Dataset records:
------------------------------------------------------------------------

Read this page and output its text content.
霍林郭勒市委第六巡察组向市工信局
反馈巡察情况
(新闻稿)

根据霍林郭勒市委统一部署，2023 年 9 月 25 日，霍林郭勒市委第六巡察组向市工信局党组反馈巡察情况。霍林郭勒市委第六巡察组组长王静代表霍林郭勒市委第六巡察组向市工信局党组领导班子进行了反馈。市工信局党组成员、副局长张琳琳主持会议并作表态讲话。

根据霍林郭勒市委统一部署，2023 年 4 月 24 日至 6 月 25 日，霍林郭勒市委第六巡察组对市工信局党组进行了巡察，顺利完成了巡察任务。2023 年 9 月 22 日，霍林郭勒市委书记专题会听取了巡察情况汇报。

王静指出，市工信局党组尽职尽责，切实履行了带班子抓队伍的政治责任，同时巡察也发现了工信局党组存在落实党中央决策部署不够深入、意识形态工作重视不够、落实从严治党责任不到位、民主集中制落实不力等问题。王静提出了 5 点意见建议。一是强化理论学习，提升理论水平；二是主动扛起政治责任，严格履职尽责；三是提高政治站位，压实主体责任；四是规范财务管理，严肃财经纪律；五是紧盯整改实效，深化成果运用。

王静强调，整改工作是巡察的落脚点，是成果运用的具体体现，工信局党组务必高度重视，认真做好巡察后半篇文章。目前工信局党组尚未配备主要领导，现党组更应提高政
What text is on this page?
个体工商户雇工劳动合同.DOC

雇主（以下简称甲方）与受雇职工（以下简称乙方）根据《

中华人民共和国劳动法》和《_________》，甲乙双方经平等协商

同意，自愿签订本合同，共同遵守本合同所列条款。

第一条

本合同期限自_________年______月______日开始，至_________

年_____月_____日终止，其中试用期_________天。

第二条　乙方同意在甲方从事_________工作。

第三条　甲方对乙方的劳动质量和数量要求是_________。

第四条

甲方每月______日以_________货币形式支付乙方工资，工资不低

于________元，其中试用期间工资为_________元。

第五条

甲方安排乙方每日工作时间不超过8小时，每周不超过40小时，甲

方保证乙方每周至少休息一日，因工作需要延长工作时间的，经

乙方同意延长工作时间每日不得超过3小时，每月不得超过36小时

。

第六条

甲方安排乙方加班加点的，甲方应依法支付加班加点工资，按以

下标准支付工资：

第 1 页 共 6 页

------------------------------------------------------------------------

• **TASK OBJECTIVE**: Your task is to repeat each line of the material exactly.

• **OUTPUT OF THE EXERCISE**:
Read this page and output its text content.
霍林郭勒市委第六巡察组向市工信局
反馈巡察情况
(新闻稿)

根据霍林郭勒市委统一部署，2023 年 9 月 25 日，霍林郭勒市委第六巡察组向市工信局党组反馈巡察情况。霍林郭勒市委第六巡察组组长王静代表霍林郭勒市委第六巡察组向市工信局党组领导班子进行了反馈。市工信局党组成员、副局长张琳琳主持会议并作表态讲话。

根据霍林郭勒市委统一部署，2023 年 4 月 24 日至 6 月 25 日，霍林郭勒市委第六巡察组对市工信局党组进行了巡察，顺利完成了巡察任务。2023 年 9 月 22 日，霍林郭勒市委书记专题会听取了巡察情况汇报。

王静指出，市工信局党组尽职尽责，切实履行了带班子抓队伍的政治责任，同时巡察也发现了工信局党组存在落实党中央决策部署不够深入、意识形态工作重视不够、落实从严治党责任不到位、民主集中制落实不力等问题。王静提出了 5 点意见建议。一是强化理论学习，提升理论水平；二是主动扛起政治责任，严格履职尽责；三是提高政治站位，压实主体责任；四是规范财务管理，严肃财经纪律；五是紧盯整改实效，深化成果运用。

王静强调，整改工作是巡察的落脚点，是成果运用的具体体现，工信局党组务必高度重视，认真做好巡察后半篇文章。目前工信局党组尚未配备主要领导，现党组更应提高政
What text is on this page?
个体工商户雇工劳动合同.DOC

雇主（以下简称甲方）与受雇职工（以下简称乙方）根据《

中华人民共和国劳动法》和《_________》，甲乙双方经平等协商

同意，自愿签订本合同，共同遵守本合同所列条款。

第一条

本合同期限自_________年______月______日开始，至_________

年_____月_____日终止，其中试用期_________天。

第二条　乙方同意在甲方从事_________工作。

第三条　甲方对乙方的劳动质量和数量要求是_________。

第四条

甲方每月______日以_________货币形式支付乙方工资，工资不低

于________元，其中试用期间工资为_________元。

第五条

甲方安排乙方每日工作时间不超过8小时，每周不超过40小时，甲

方保证乙方每周至少休息一日，因工作需要延长工作时间的，经

乙方同意延长工作时间每日不得超过3小时，每月不得超过36小时

。

第六条

甲方安排乙方加班加点的，甲方应依法支付加班加点工资，按以

下标准支付工资：

第 1 页 共 6 页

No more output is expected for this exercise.